* **WHAT NEEDS TO BE DONE**
Give the entries again exactly, every one of them.

(begin)

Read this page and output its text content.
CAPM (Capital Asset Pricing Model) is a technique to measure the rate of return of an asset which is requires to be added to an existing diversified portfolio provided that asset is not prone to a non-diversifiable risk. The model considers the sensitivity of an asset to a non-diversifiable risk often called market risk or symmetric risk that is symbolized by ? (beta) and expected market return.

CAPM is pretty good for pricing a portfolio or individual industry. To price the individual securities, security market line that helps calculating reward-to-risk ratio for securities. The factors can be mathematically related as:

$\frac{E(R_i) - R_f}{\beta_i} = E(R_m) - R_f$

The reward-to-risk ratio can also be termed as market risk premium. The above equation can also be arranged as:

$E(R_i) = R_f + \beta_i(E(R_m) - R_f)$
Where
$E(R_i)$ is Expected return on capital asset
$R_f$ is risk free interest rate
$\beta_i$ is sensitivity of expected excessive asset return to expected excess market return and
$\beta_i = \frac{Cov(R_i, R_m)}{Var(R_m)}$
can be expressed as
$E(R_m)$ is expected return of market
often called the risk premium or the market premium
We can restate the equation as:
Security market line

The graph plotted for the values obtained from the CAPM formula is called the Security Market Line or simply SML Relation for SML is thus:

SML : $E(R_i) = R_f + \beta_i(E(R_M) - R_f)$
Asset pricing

(end)

* **OUTPUT OF THE TASK**
Read this page and output its text content.
CAPM (Capital Asset Pricing Model) is a technique to measure the rate of return of an asset which is requires to be added to an existing diversified portfolio provided that asset is not prone to a non-diversifiable risk. The model considers the sensitivity of an asset to a non-diversifiable risk often called market risk or symmetric risk that is symbolized by ? (beta) and expected market return.

CAPM is pretty good for pricing a portfolio or individual industry. To price the individual securities, security market line that helps calculating reward-to-risk ratio for securities. The factors can be mathematically related as:

$\frac{E(R_i) - R_f}{\beta_i} = E(R_m) - R_f$

The reward-to-risk ratio can also be termed as market risk premium. The above equation can also be arranged as:

$E(R_i) = R_f + \beta_i(E(R_m) - R_f)$
Where
$E(R_i)$ is Expected return on capital asset
$R_f$ is risk free interest rate
$\beta_i$ is sensitivity of expected excessive asset return to expected excess market return and
$\beta_i = \frac{Cov(R_i, R_m)}{Var(R_m)}$
can be expressed as
$E(R_m)$ is expected return of market
often called the risk premium or the market premium
We can restate the equation as:
Security market line

The graph plotted for the values obtained from the CAPM formula is called the Security Market Line or simply SML Relation for SML is thus:

SML : $E(R_i) = R_f + \beta_i(E(R_M) - R_f)$
Asset pricing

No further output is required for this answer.